Job: Everything in the data should be repeated exactly, save for the images.

Structured figure records:
..............................
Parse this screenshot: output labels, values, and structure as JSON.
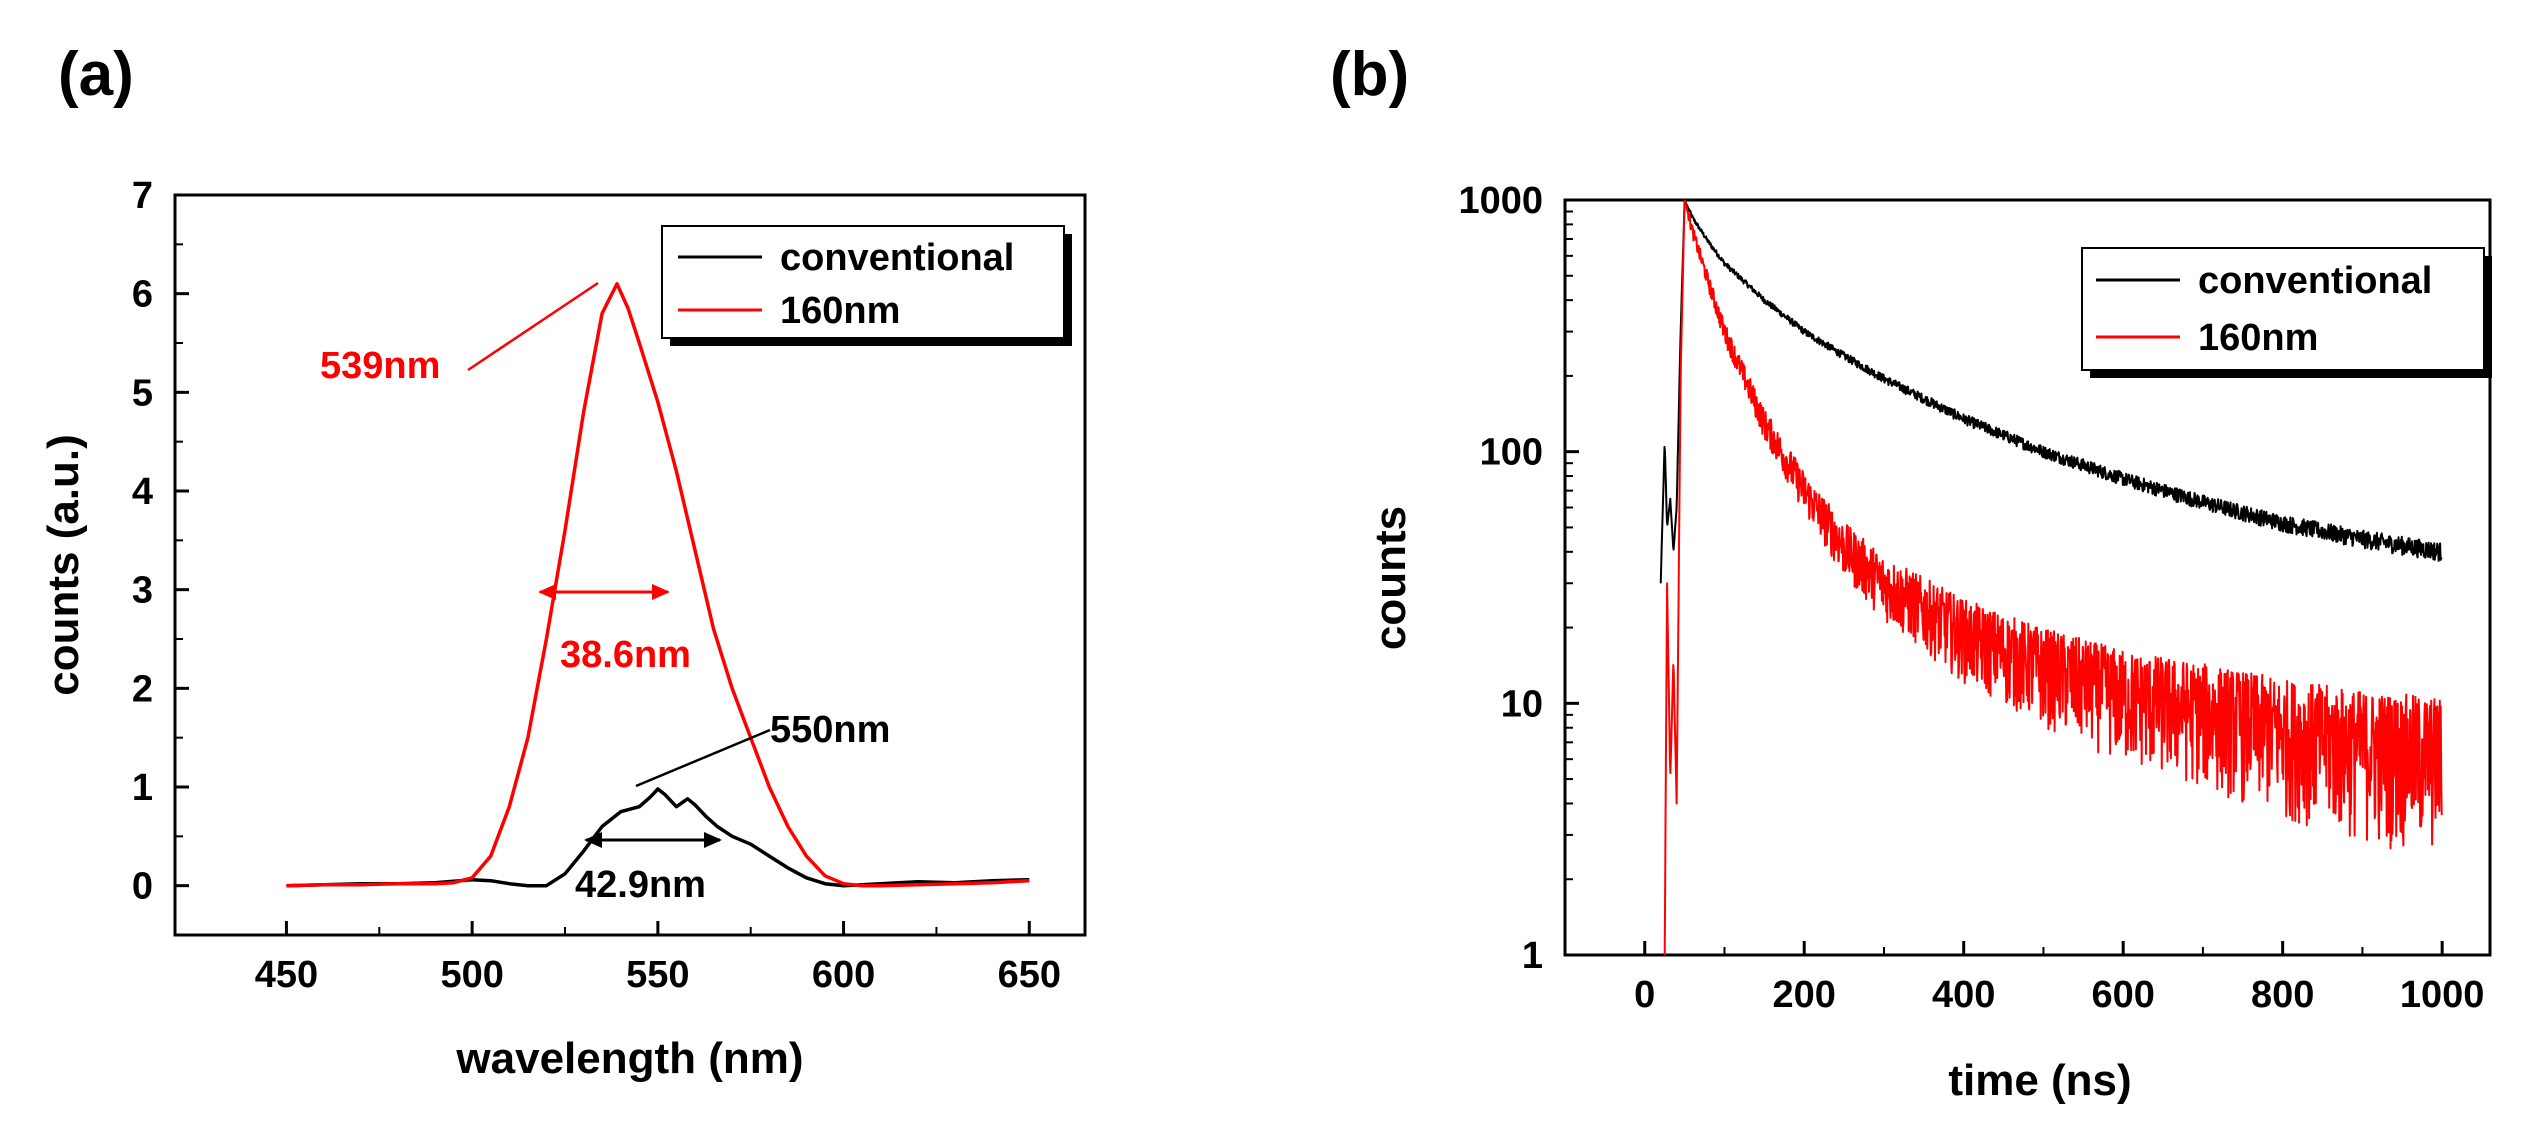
{
  "chart_data": [
    {
      "panel": "(a)",
      "type": "line",
      "xlabel": "wavelength (nm)",
      "ylabel": "counts (a.u.)",
      "xlim": [
        420,
        665
      ],
      "ylim": [
        -0.5,
        7
      ],
      "xticks": [
        450,
        500,
        550,
        600,
        650
      ],
      "yticks": [
        0,
        1,
        2,
        3,
        4,
        5,
        6,
        7
      ],
      "legend": {
        "position": "top-right",
        "entries": [
          "conventional",
          "160nm"
        ]
      },
      "series": [
        {
          "name": "conventional",
          "color": "#000000",
          "x": [
            450,
            460,
            470,
            480,
            490,
            500,
            505,
            510,
            515,
            520,
            525,
            530,
            535,
            540,
            545,
            548,
            550,
            552,
            555,
            558,
            560,
            563,
            566,
            570,
            575,
            580,
            585,
            590,
            595,
            600,
            610,
            620,
            630,
            640,
            650
          ],
          "y": [
            0.0,
            0.01,
            0.02,
            0.02,
            0.03,
            0.06,
            0.05,
            0.02,
            0.0,
            0.0,
            0.12,
            0.35,
            0.6,
            0.75,
            0.8,
            0.9,
            0.98,
            0.92,
            0.8,
            0.88,
            0.82,
            0.7,
            0.6,
            0.5,
            0.42,
            0.3,
            0.18,
            0.08,
            0.02,
            0.0,
            0.02,
            0.04,
            0.03,
            0.05,
            0.06
          ]
        },
        {
          "name": "160nm",
          "color": "#ff0000",
          "x": [
            450,
            460,
            470,
            480,
            490,
            495,
            500,
            505,
            510,
            515,
            520,
            525,
            530,
            535,
            539,
            542,
            545,
            550,
            555,
            560,
            565,
            570,
            575,
            580,
            585,
            590,
            595,
            600,
            605,
            610,
            620,
            630,
            640,
            650
          ],
          "y": [
            0.0,
            0.01,
            0.01,
            0.02,
            0.02,
            0.03,
            0.08,
            0.3,
            0.8,
            1.5,
            2.5,
            3.6,
            4.8,
            5.8,
            6.1,
            5.85,
            5.5,
            4.9,
            4.2,
            3.4,
            2.6,
            2.0,
            1.5,
            1.0,
            0.6,
            0.3,
            0.1,
            0.02,
            0.0,
            0.0,
            0.01,
            0.02,
            0.03,
            0.05
          ]
        }
      ],
      "annotations": [
        {
          "text": "539nm",
          "color": "#ff0000"
        },
        {
          "text": "38.6nm",
          "color": "#ff0000"
        },
        {
          "text": "550nm",
          "color": "#000000"
        },
        {
          "text": "42.9nm",
          "color": "#000000"
        }
      ]
    },
    {
      "panel": "(b)",
      "type": "line",
      "xlabel": "time (ns)",
      "ylabel": "counts",
      "xlim": [
        -100,
        1060
      ],
      "ylim": [
        1,
        1000
      ],
      "yscale": "log",
      "xticks": [
        0,
        200,
        400,
        600,
        800,
        1000
      ],
      "yticks": [
        1,
        10,
        100,
        1000
      ],
      "legend": {
        "position": "top-right",
        "entries": [
          "conventional",
          "160nm"
        ]
      },
      "series": [
        {
          "name": "conventional",
          "color": "#000000",
          "x": [
            20,
            25,
            28,
            32,
            36,
            40,
            45,
            50,
            60,
            80,
            100,
            150,
            200,
            250,
            300,
            400,
            500,
            600,
            700,
            800,
            900,
            1000
          ],
          "y": [
            30,
            110,
            50,
            65,
            40,
            60,
            300,
            1000,
            850,
            680,
            560,
            400,
            300,
            240,
            195,
            135,
            100,
            78,
            63,
            52,
            45,
            40
          ]
        },
        {
          "name": "160nm",
          "color": "#ff0000",
          "x": [
            25,
            28,
            32,
            36,
            40,
            45,
            50,
            60,
            80,
            100,
            150,
            200,
            250,
            300,
            400,
            500,
            600,
            700,
            800,
            900,
            1000
          ],
          "y": [
            1,
            30,
            5,
            15,
            4,
            200,
            1000,
            750,
            470,
            300,
            130,
            70,
            42,
            30,
            19,
            14,
            11,
            9.5,
            8,
            7,
            6.5
          ]
        }
      ]
    }
  ]
}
..............................
Output:
Parse this screenshot: output labels, values, and structure as JSON.
{
  "chart_data": [
    {
      "panel": "(a)",
      "type": "line",
      "xlabel": "wavelength (nm)",
      "ylabel": "counts (a.u.)",
      "xlim": [
        420,
        665
      ],
      "ylim": [
        -0.5,
        7
      ],
      "xticks": [
        450,
        500,
        550,
        600,
        650
      ],
      "yticks": [
        0,
        1,
        2,
        3,
        4,
        5,
        6,
        7
      ],
      "legend": {
        "position": "top-right",
        "entries": [
          "conventional",
          "160nm"
        ]
      },
      "series": [
        {
          "name": "conventional",
          "color": "#000000",
          "x": [
            450,
            460,
            470,
            480,
            490,
            500,
            505,
            510,
            515,
            520,
            525,
            530,
            535,
            540,
            545,
            548,
            550,
            552,
            555,
            558,
            560,
            563,
            566,
            570,
            575,
            580,
            585,
            590,
            595,
            600,
            610,
            620,
            630,
            640,
            650
          ],
          "y": [
            0.0,
            0.01,
            0.02,
            0.02,
            0.03,
            0.06,
            0.05,
            0.02,
            0.0,
            0.0,
            0.12,
            0.35,
            0.6,
            0.75,
            0.8,
            0.9,
            0.98,
            0.92,
            0.8,
            0.88,
            0.82,
            0.7,
            0.6,
            0.5,
            0.42,
            0.3,
            0.18,
            0.08,
            0.02,
            0.0,
            0.02,
            0.04,
            0.03,
            0.05,
            0.06
          ]
        },
        {
          "name": "160nm",
          "color": "#ff0000",
          "x": [
            450,
            460,
            470,
            480,
            490,
            495,
            500,
            505,
            510,
            515,
            520,
            525,
            530,
            535,
            539,
            542,
            545,
            550,
            555,
            560,
            565,
            570,
            575,
            580,
            585,
            590,
            595,
            600,
            605,
            610,
            620,
            630,
            640,
            650
          ],
          "y": [
            0.0,
            0.01,
            0.01,
            0.02,
            0.02,
            0.03,
            0.08,
            0.3,
            0.8,
            1.5,
            2.5,
            3.6,
            4.8,
            5.8,
            6.1,
            5.85,
            5.5,
            4.9,
            4.2,
            3.4,
            2.6,
            2.0,
            1.5,
            1.0,
            0.6,
            0.3,
            0.1,
            0.02,
            0.0,
            0.0,
            0.01,
            0.02,
            0.03,
            0.05
          ]
        }
      ],
      "annotations": [
        {
          "text": "539nm",
          "color": "#ff0000"
        },
        {
          "text": "38.6nm",
          "color": "#ff0000"
        },
        {
          "text": "550nm",
          "color": "#000000"
        },
        {
          "text": "42.9nm",
          "color": "#000000"
        }
      ]
    },
    {
      "panel": "(b)",
      "type": "line",
      "xlabel": "time (ns)",
      "ylabel": "counts",
      "xlim": [
        -100,
        1060
      ],
      "ylim": [
        1,
        1000
      ],
      "yscale": "log",
      "xticks": [
        0,
        200,
        400,
        600,
        800,
        1000
      ],
      "yticks": [
        1,
        10,
        100,
        1000
      ],
      "legend": {
        "position": "top-right",
        "entries": [
          "conventional",
          "160nm"
        ]
      },
      "series": [
        {
          "name": "conventional",
          "color": "#000000",
          "x": [
            20,
            25,
            28,
            32,
            36,
            40,
            45,
            50,
            60,
            80,
            100,
            150,
            200,
            250,
            300,
            400,
            500,
            600,
            700,
            800,
            900,
            1000
          ],
          "y": [
            30,
            110,
            50,
            65,
            40,
            60,
            300,
            1000,
            850,
            680,
            560,
            400,
            300,
            240,
            195,
            135,
            100,
            78,
            63,
            52,
            45,
            40
          ]
        },
        {
          "name": "160nm",
          "color": "#ff0000",
          "x": [
            25,
            28,
            32,
            36,
            40,
            45,
            50,
            60,
            80,
            100,
            150,
            200,
            250,
            300,
            400,
            500,
            600,
            700,
            800,
            900,
            1000
          ],
          "y": [
            1,
            30,
            5,
            15,
            4,
            200,
            1000,
            750,
            470,
            300,
            130,
            70,
            42,
            30,
            19,
            14,
            11,
            9.5,
            8,
            7,
            6.5
          ]
        }
      ]
    }
  ]
}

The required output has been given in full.